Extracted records
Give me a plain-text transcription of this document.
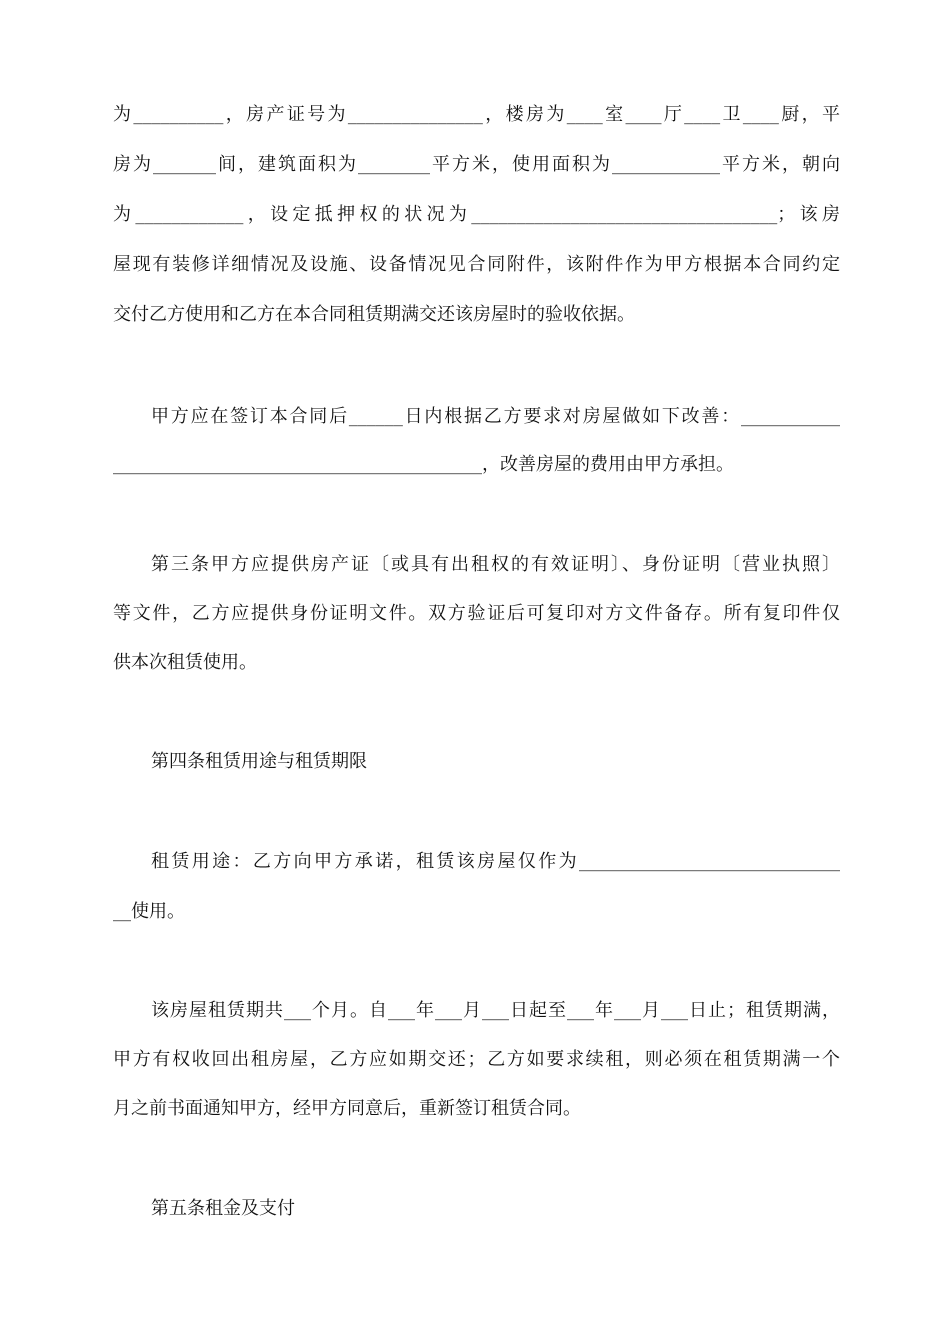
为__________，房产证号为_______________，楼房为____室____厅____卫____厨，平
房为_______间，建筑面积为________平方米，使用面积为____________平方米，朝向
为____________，设定抵押权的状况为__________________________________；该房
屋现有装修详细情况及设施、设备情况见合同附件，该附件作为甲方根据本合同约定
交付乙方使用和乙方在本合同租赁期满交还该房屋时的验收依据。
甲方应在签订本合同后______日内根据乙方要求对房屋做如下改善：___________
_________________________________________，改善房屋的费用由甲方承担。
第三条甲方应提供房产证〔或具有出租权的有效证明〕、身份证明〔营业执照〕
等文件，乙方应提供身份证明文件。双方验证后可复印对方文件备存。所有复印件仅
供本次租赁使用。
第四条租赁用途与租赁期限
租赁用途：乙方向甲方承诺，租赁该房屋仅作为_____________________________
__使用。
该房屋租赁期共___个月。自___年___月___日起至___年___月___日止；租赁期满，
甲方有权收回出租房屋，乙方应如期交还；乙方如要求续租，则必须在租赁期满一个
月之前书面通知甲方，经甲方同意后，重新签订租赁合同。
第五条租金及支付
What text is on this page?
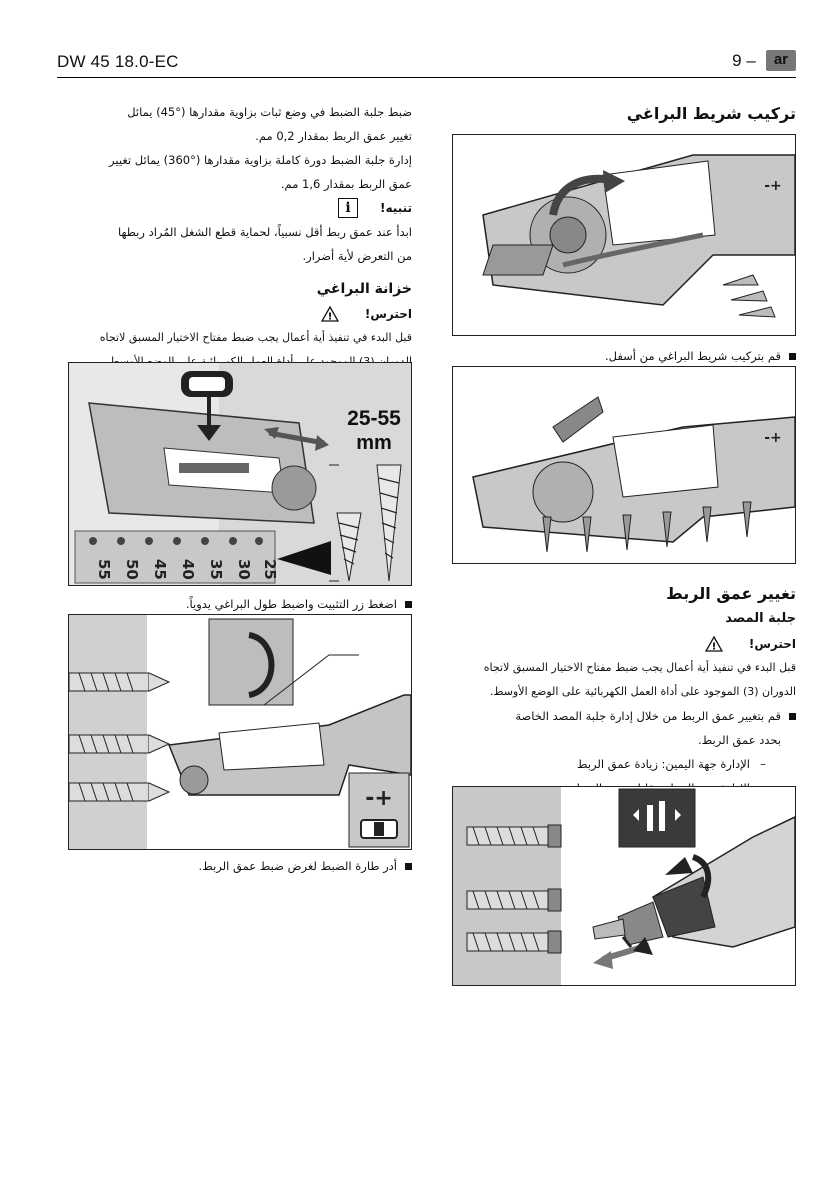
DW 45 18.0-EC	9 –	ar

ضبط جلبة الضبط في وضع ثبات بزاوية مقدارها (°45) يمائل
تغيير عمق الربط بمقدار 0,2 مم.

إدارة جلبة الضبط دورة كاملة بزاوية مقدارها (°360) يمائل تغيير
عمق الربط بمقدار 1,6 مم.

تنبيه!
i

ابدأ عند عمق ربط أقل نسبياً، لحماية قطع الشغل المُراد ربطها
من التعرض لأية أضرار.

خزانة البراغي

احترس!
!

قبل البدء في تنفيذ أية أعمال يجب ضبط مفتاح الاختيار المسبق لاتجاه

55 50 45 40 35 30 25
25-55
mm
اضغط زر التثبيت واضبط طول البراغي يدوياً.
-+
أدر طارة الضبط لغرض ضبط عمق الربط.

تركيب شريط البراغي

-+
قم بتركيب شريط البراغي من أسفل.
-+

تغيير عمق الربط

جلبة المصد

احترس!
!

قبل البدء في تنفيذ أية أعمال يجب ضبط مفتاح الاختيار المسبق لاتجاه
الدوران (3) الموجود على أداة العمل الكهربائية على الوضع الأوسط.

قم بتغيير عمق الربط من خلال إدارة جلبة المصد الخاصة
بحدد عمق الربط.
–
الإدارة جهة اليمين: زيادة عمق الربط
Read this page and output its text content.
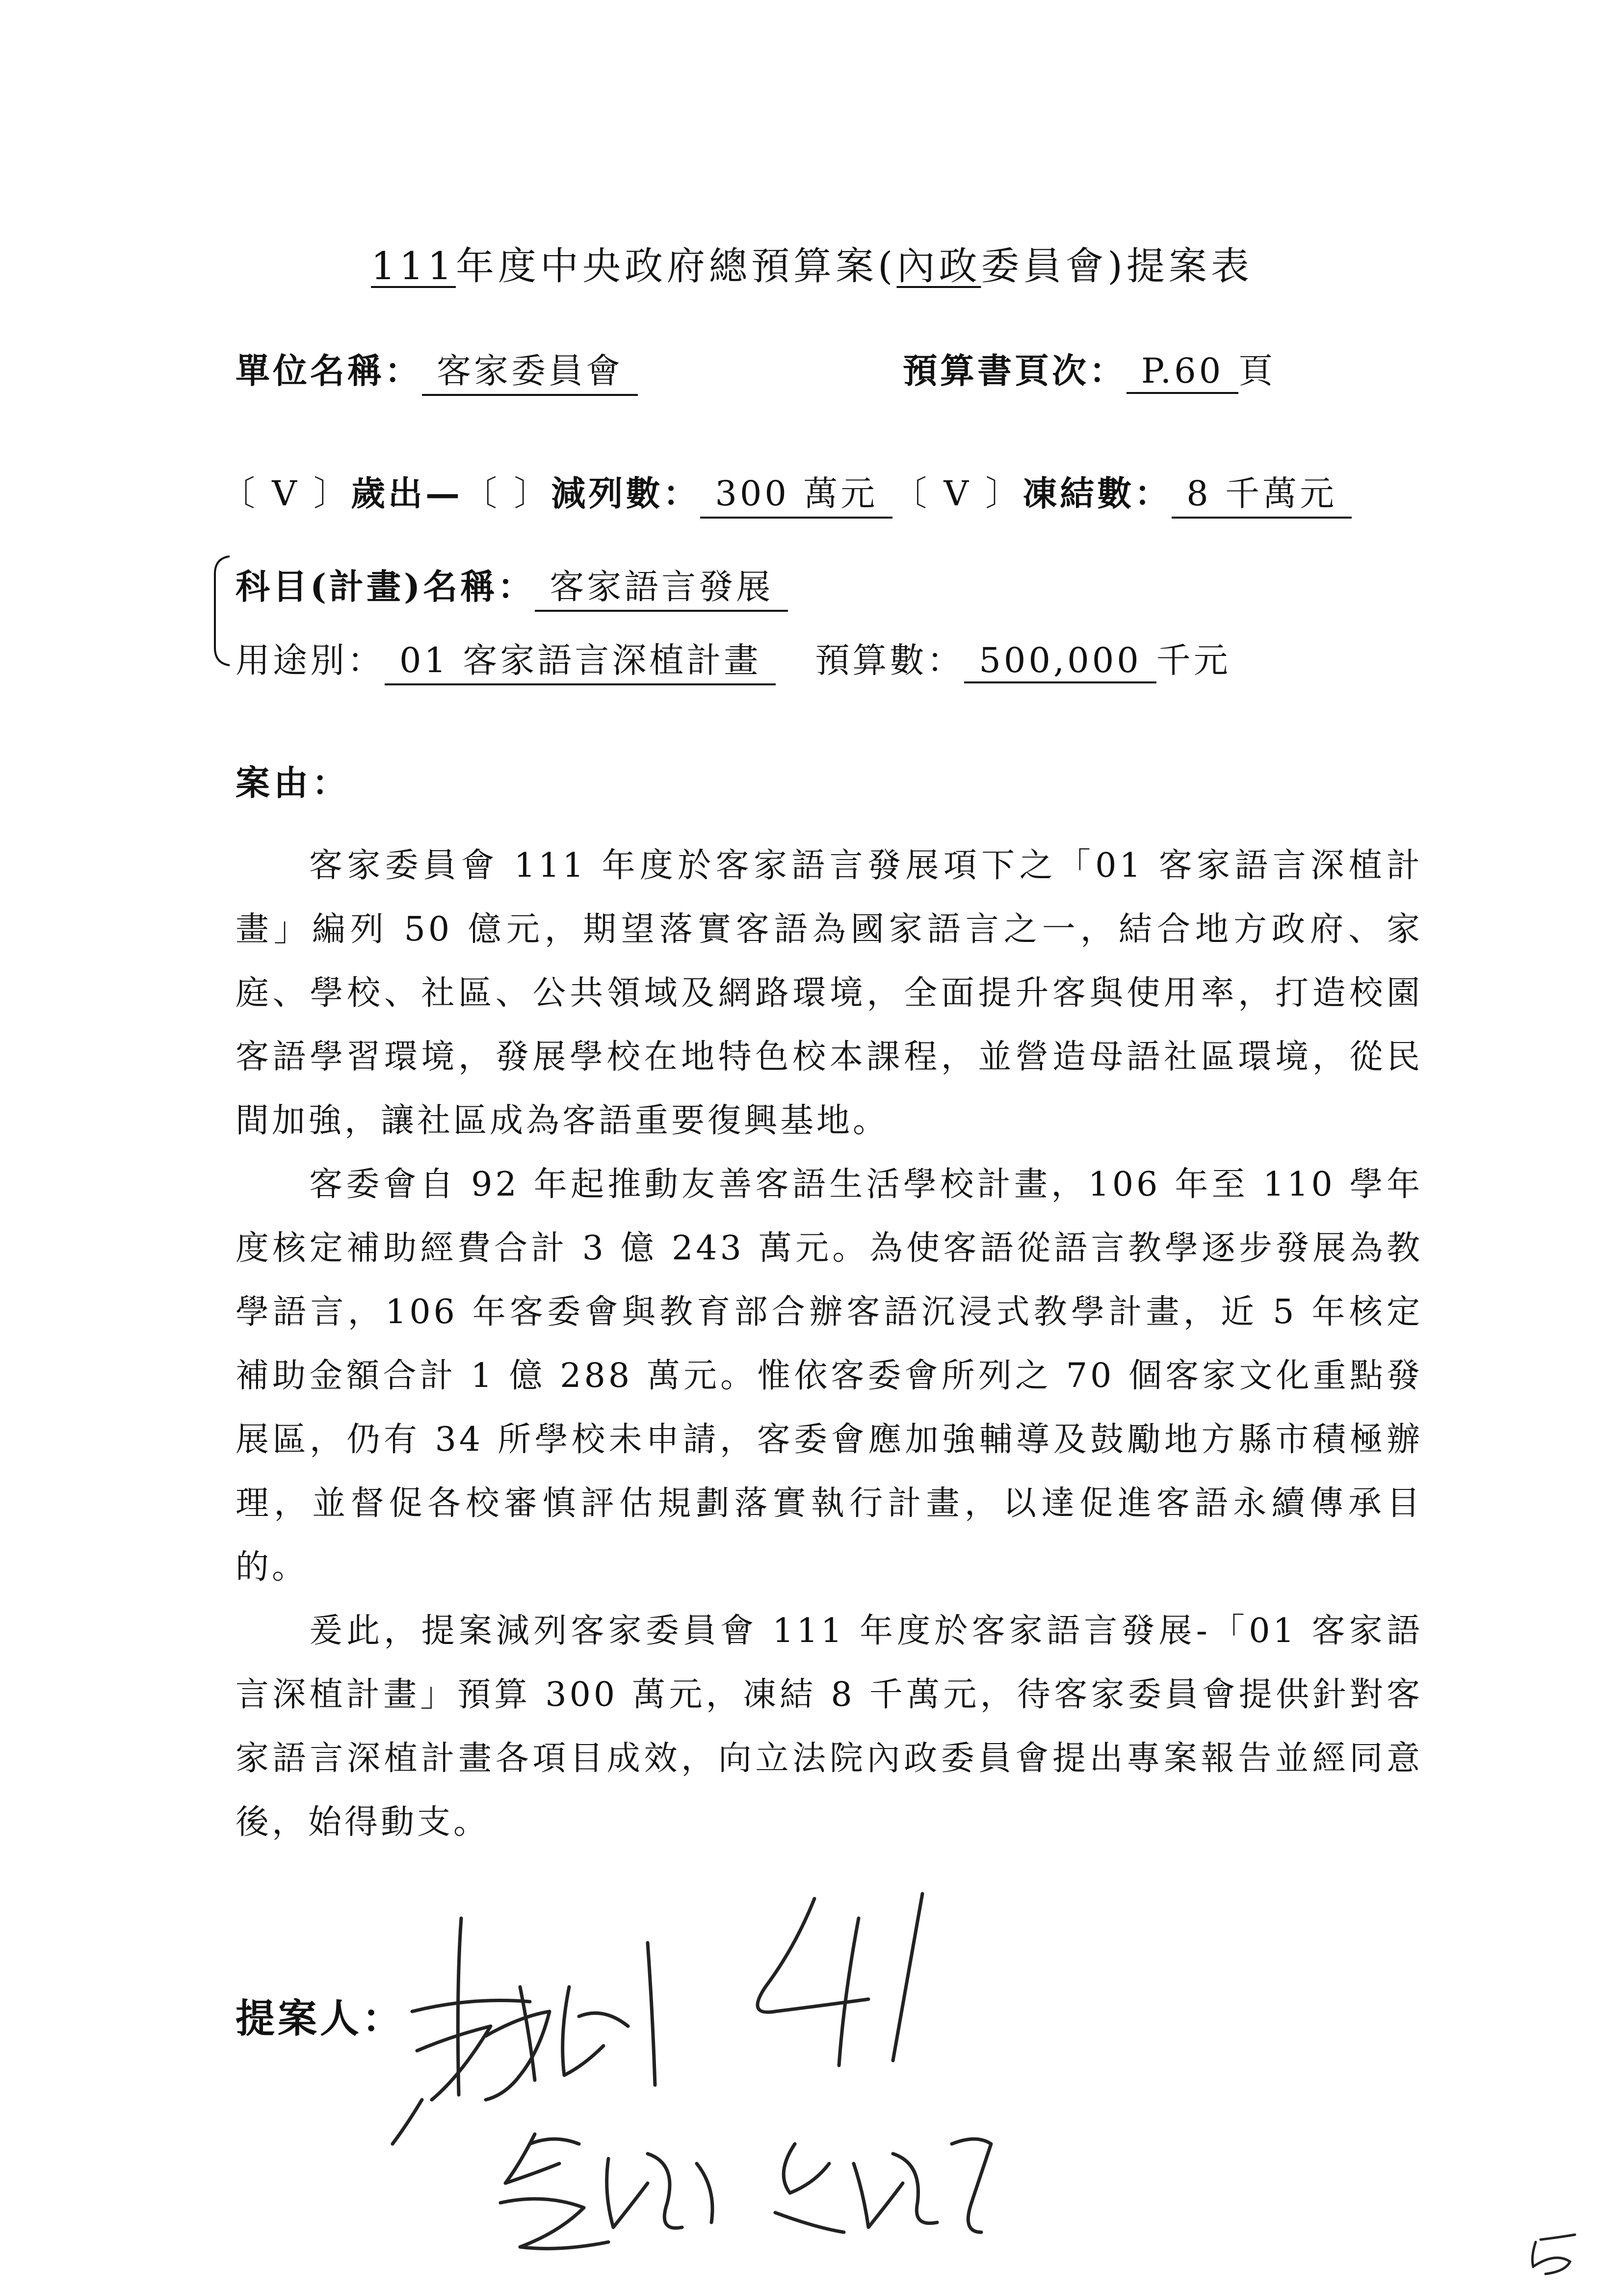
111年度中央政府總預算案(內政委員會)提案表
單位名稱： 客家委員會	預算書頁次： P.60 頁
〔 V 〕歲出—〔 〕減列數： 300 萬元 〔 V 〕凍結數： 8 千萬元
科目(計畫)名稱： 客家語言發展
用途別： 01 客家語言深植計畫 預算數： 500,000 千元
案由：

客家委員會 111 年度於客家語言發展項下之「01 客家語言深植計畫」編列 50 億元，期望落實客語為國家語言之一，結合地方政府、家庭、學校、社區、公共領域及網路環境，全面提升客與使用率，打造校園客語學習環境，發展學校在地特色校本課程，並營造母語社區環境，從民間加強，讓社區成為客語重要復興基地。

客委會自 92 年起推動友善客語生活學校計畫，106 年至 110 學年度核定補助經費合計 3 億 243 萬元。為使客語從語言教學逐步發展為教學語言，106 年客委會與教育部合辦客語沉浸式教學計畫，近 5 年核定補助金額合計 1 億 288 萬元。惟依客委會所列之 70 個客家文化重點發展區，仍有 34 所學校未申請，客委會應加強輔導及鼓勵地方縣市積極辦理，並督促各校審慎評估規劃落實執行計畫，以達促進客語永續傳承目的。

爰此，提案減列客家委員會 111 年度於客家語言發展-「01 客家語言深植計畫」預算 300 萬元，凍結 8 千萬元，待客家委員會提供針對客家語言深植計畫各項目成效，向立法院內政委員會提出專案報告並經同意後，始得動支。

提案人：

SET EXERCISE >>
Write out all the entries word for word, but skip any images.

CORRECT OUTPUT >>
Give me a plain-text transcription of this document.
为__________，房产证号为_______________，楼房为____室____厅____卫____厨，平
房为_______间，建筑面积为________平方米，使用面积为____________平方米，朝向
为____________，设定抵押权的状况为__________________________________；该房
屋现有装修详细情况及设施、设备情况见合同附件，该附件作为甲方根据本合同约定
交付乙方使用和乙方在本合同租赁期满交还该房屋时的验收依据。
甲方应在签订本合同后______日内根据乙方要求对房屋做如下改善：___________
_________________________________________，改善房屋的费用由甲方承担。
第三条甲方应提供房产证〔或具有出租权的有效证明〕、身份证明〔营业执照〕
等文件，乙方应提供身份证明文件。双方验证后可复印对方文件备存。所有复印件仅
供本次租赁使用。
第四条租赁用途与租赁期限
租赁用途：乙方向甲方承诺，租赁该房屋仅作为_____________________________
__使用。
该房屋租赁期共___个月。自___年___月___日起至___年___月___日止；租赁期满，
甲方有权收回出租房屋，乙方应如期交还；乙方如要求续租，则必须在租赁期满一个
月之前书面通知甲方，经甲方同意后，重新签订租赁合同。
第五条租金及支付
What text is on this page?
DW 45 18.0-EC	9 –	ar

ضبط جلبة الضبط في وضع ثبات بزاوية مقدارها (°45) يمائل
تغيير عمق الربط بمقدار 0,2 مم.

إدارة جلبة الضبط دورة كاملة بزاوية مقدارها (°360) يمائل تغيير
عمق الربط بمقدار 1,6 مم.

تنبيه!
i

ابدأ عند عمق ربط أقل نسبياً، لحماية قطع الشغل المُراد ربطها
من التعرض لأية أضرار.

خزانة البراغي

احترس!
!

قبل البدء في تنفيذ أية أعمال يجب ضبط مفتاح الاختيار المسبق لاتجاه

55 50 45 40 35 30 25
25-55
mm
اضغط زر التثبيت واضبط طول البراغي يدوياً.
-+
أدر طارة الضبط لغرض ضبط عمق الربط.

تركيب شريط البراغي

-+
قم بتركيب شريط البراغي من أسفل.
-+

تغيير عمق الربط

جلبة المصد

احترس!
!

قبل البدء في تنفيذ أية أعمال يجب ضبط مفتاح الاختيار المسبق لاتجاه
الدوران (3) الموجود على أداة العمل الكهربائية على الوضع الأوسط.

قم بتغيير عمق الربط من خلال إدارة جلبة المصد الخاصة
بحدد عمق الربط.
–
الإدارة جهة اليمين: زيادة عمق الربط
Read this page and output its text content.
111年度中央政府總預算案(內政委員會)提案表
單位名稱： 客家委員會	預算書頁次： P.60 頁
〔 V 〕歲出—〔 〕減列數： 300 萬元 〔 V 〕凍結數： 8 千萬元
科目(計畫)名稱： 客家語言發展
用途別： 01 客家語言深植計畫 預算數： 500,000 千元
案由：

客家委員會 111 年度於客家語言發展項下之「01 客家語言深植計畫」編列 50 億元，期望落實客語為國家語言之一，結合地方政府、家庭、學校、社區、公共領域及網路環境，全面提升客與使用率，打造校園客語學習環境，發展學校在地特色校本課程，並營造母語社區環境，從民間加強，讓社區成為客語重要復興基地。

客委會自 92 年起推動友善客語生活學校計畫，106 年至 110 學年度核定補助經費合計 3 億 243 萬元。為使客語從語言教學逐步發展為教學語言，106 年客委會與教育部合辦客語沉浸式教學計畫，近 5 年核定補助金額合計 1 億 288 萬元。惟依客委會所列之 70 個客家文化重點發展區，仍有 34 所學校未申請，客委會應加強輔導及鼓勵地方縣市積極辦理，並督促各校審慎評估規劃落實執行計畫，以達促進客語永續傳承目的。

爰此，提案減列客家委員會 111 年度於客家語言發展-「01 客家語言深植計畫」預算 300 萬元，凍結 8 千萬元，待客家委員會提供針對客家語言深植計畫各項目成效，向立法院內政委員會提出專案報告並經同意後，始得動支。

提案人：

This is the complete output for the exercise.